-------- Listed entries

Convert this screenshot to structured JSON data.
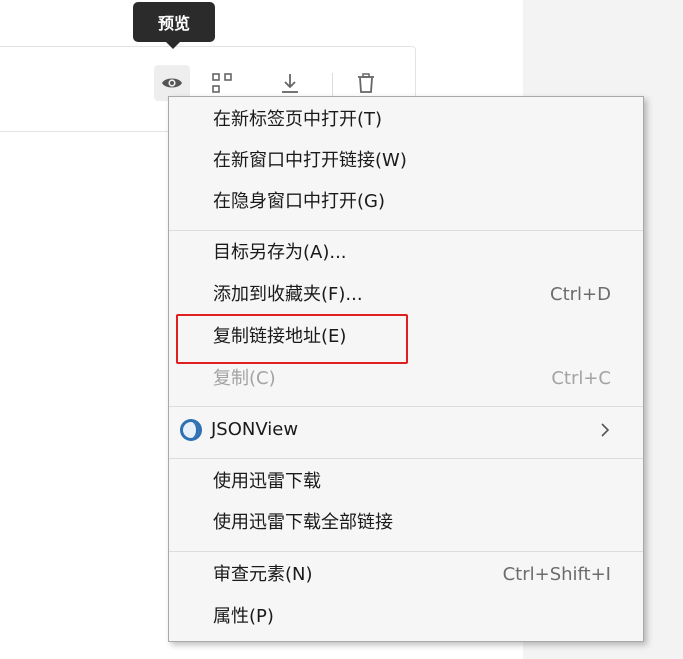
{
  "tooltip": {
    "text": "预览"
  },
  "toolbar": {
    "icons": [
      "eye-icon",
      "scan-icon",
      "download-icon",
      "trash-icon"
    ]
  },
  "menu": {
    "group1": [
      {
        "label": "在新标签页中打开(T)"
      },
      {
        "label": "在新窗口中打开链接(W)"
      },
      {
        "label": "在隐身窗口中打开(G)"
      }
    ],
    "group2": [
      {
        "label": "目标另存为(A)...",
        "shortcut": ""
      },
      {
        "label": "添加到收藏夹(F)...",
        "shortcut": "Ctrl+D"
      },
      {
        "label": "复制链接地址(E)",
        "shortcut": "",
        "highlighted": true
      },
      {
        "label": "复制(C)",
        "shortcut": "Ctrl+C",
        "disabled": true
      }
    ],
    "group3": [
      {
        "label": "JSONView",
        "icon": "jsonview-icon",
        "submenu": true
      }
    ],
    "group4": [
      {
        "label": "使用迅雷下载"
      },
      {
        "label": "使用迅雷下载全部链接"
      }
    ],
    "group5": [
      {
        "label": "审查元素(N)",
        "shortcut": "Ctrl+Shift+I"
      },
      {
        "label": "属性(P)"
      }
    ]
  },
  "colors": {
    "highlight_border": "#e02020",
    "menu_bg": "#f6f6f6",
    "tooltip_bg": "#2b2b2b"
  }
}
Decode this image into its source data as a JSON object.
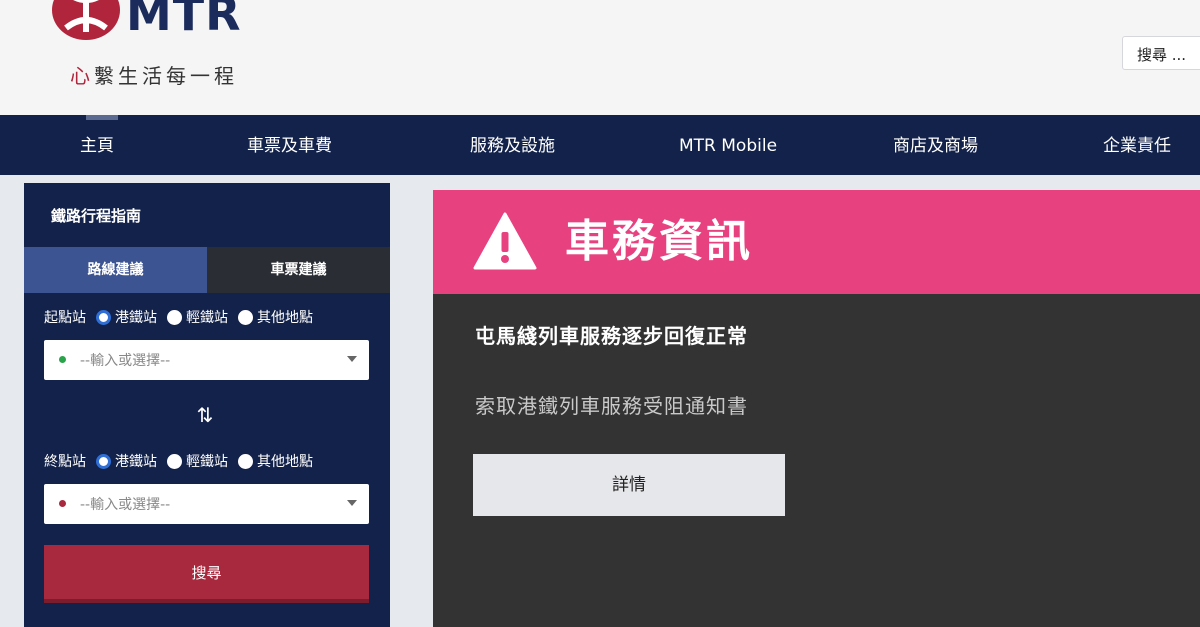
{
  "header": {
    "logo_text": "MTR",
    "slogan_heart": "心",
    "slogan_rest": "繫生活每一程",
    "search_label": "搜尋 ..."
  },
  "nav": {
    "items": [
      "主頁",
      "車票及車費",
      "服務及設施",
      "MTR Mobile",
      "商店及商場",
      "企業責任"
    ]
  },
  "planner": {
    "title": "鐵路行程指南",
    "tabs": [
      "路線建議",
      "車票建議"
    ],
    "origin_label": "起點站",
    "destination_label": "終點站",
    "station_types": [
      "港鐵站",
      "輕鐵站",
      "其他地點"
    ],
    "input_placeholder": "--輸入或選擇--",
    "swap_icon": "⇅",
    "search_button": "搜尋"
  },
  "service_info": {
    "title": "車務資訊",
    "headline": "屯馬綫列車服務逐步回復正常",
    "notice_link": "索取港鐵列車服務受阻通知書",
    "details_button": "詳情"
  },
  "colors": {
    "brand_navy": "#13224a",
    "alert_pink": "#e8417f",
    "search_red": "#a8283e",
    "tab_blue": "#3d5492"
  }
}
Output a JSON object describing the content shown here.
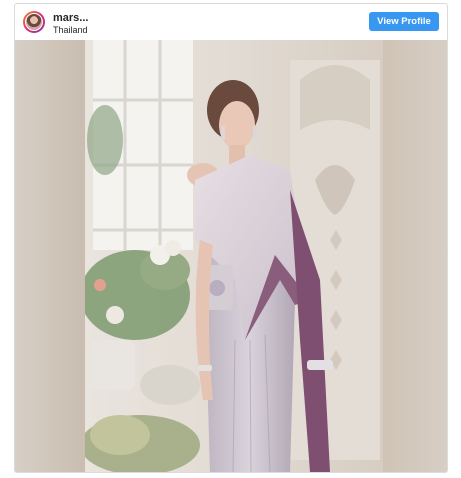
{
  "post": {
    "username": "mars...",
    "location": "Thailand",
    "view_profile_label": "View Profile"
  },
  "icons": {
    "avatar": "profile-avatar"
  },
  "colors": {
    "button": "#3897f0",
    "border": "#dbdbdb"
  }
}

----------------

» **Problem statement**
Reproduce each entry verbatim, excluding any embedded images.

» **Written solution**
Convert this screenshot to structured JSON data.
{
  "tooltip": {
    "text": "预览"
  },
  "toolbar": {
    "icons": [
      "eye-icon",
      "scan-icon",
      "download-icon",
      "trash-icon"
    ]
  },
  "menu": {
    "group1": [
      {
        "label": "在新标签页中打开(T)"
      },
      {
        "label": "在新窗口中打开链接(W)"
      },
      {
        "label": "在隐身窗口中打开(G)"
      }
    ],
    "group2": [
      {
        "label": "目标另存为(A)...",
        "shortcut": ""
      },
      {
        "label": "添加到收藏夹(F)...",
        "shortcut": "Ctrl+D"
      },
      {
        "label": "复制链接地址(E)",
        "shortcut": "",
        "highlighted": true
      },
      {
        "label": "复制(C)",
        "shortcut": "Ctrl+C",
        "disabled": true
      }
    ],
    "group3": [
      {
        "label": "JSONView",
        "icon": "jsonview-icon",
        "submenu": true
      }
    ],
    "group4": [
      {
        "label": "使用迅雷下载"
      },
      {
        "label": "使用迅雷下载全部链接"
      }
    ],
    "group5": [
      {
        "label": "审查元素(N)",
        "shortcut": "Ctrl+Shift+I"
      },
      {
        "label": "属性(P)"
      }
    ]
  },
  "colors": {
    "highlight_border": "#e02020",
    "menu_bg": "#f6f6f6",
    "tooltip_bg": "#2b2b2b"
  }
}
Decode this image into its source data as a JSON object.
{
  "header": {
    "logo_text": "MTR",
    "slogan_heart": "心",
    "slogan_rest": "繫生活每一程",
    "search_label": "搜尋 ..."
  },
  "nav": {
    "items": [
      "主頁",
      "車票及車費",
      "服務及設施",
      "MTR Mobile",
      "商店及商場",
      "企業責任"
    ]
  },
  "planner": {
    "title": "鐵路行程指南",
    "tabs": [
      "路線建議",
      "車票建議"
    ],
    "origin_label": "起點站",
    "destination_label": "終點站",
    "station_types": [
      "港鐵站",
      "輕鐵站",
      "其他地點"
    ],
    "input_placeholder": "--輸入或選擇--",
    "swap_icon": "⇅",
    "search_button": "搜尋"
  },
  "service_info": {
    "title": "車務資訊",
    "headline": "屯馬綫列車服務逐步回復正常",
    "notice_link": "索取港鐵列車服務受阻通知書",
    "details_button": "詳情"
  },
  "colors": {
    "brand_navy": "#13224a",
    "alert_pink": "#e8417f",
    "search_red": "#a8283e",
    "tab_blue": "#3d5492"
  }
}
Output a JSON object describing the content shown here.
{
  "post": {
    "username": "mars...",
    "location": "Thailand",
    "view_profile_label": "View Profile"
  },
  "icons": {
    "avatar": "profile-avatar"
  },
  "colors": {
    "button": "#3897f0",
    "border": "#dbdbdb"
  }
}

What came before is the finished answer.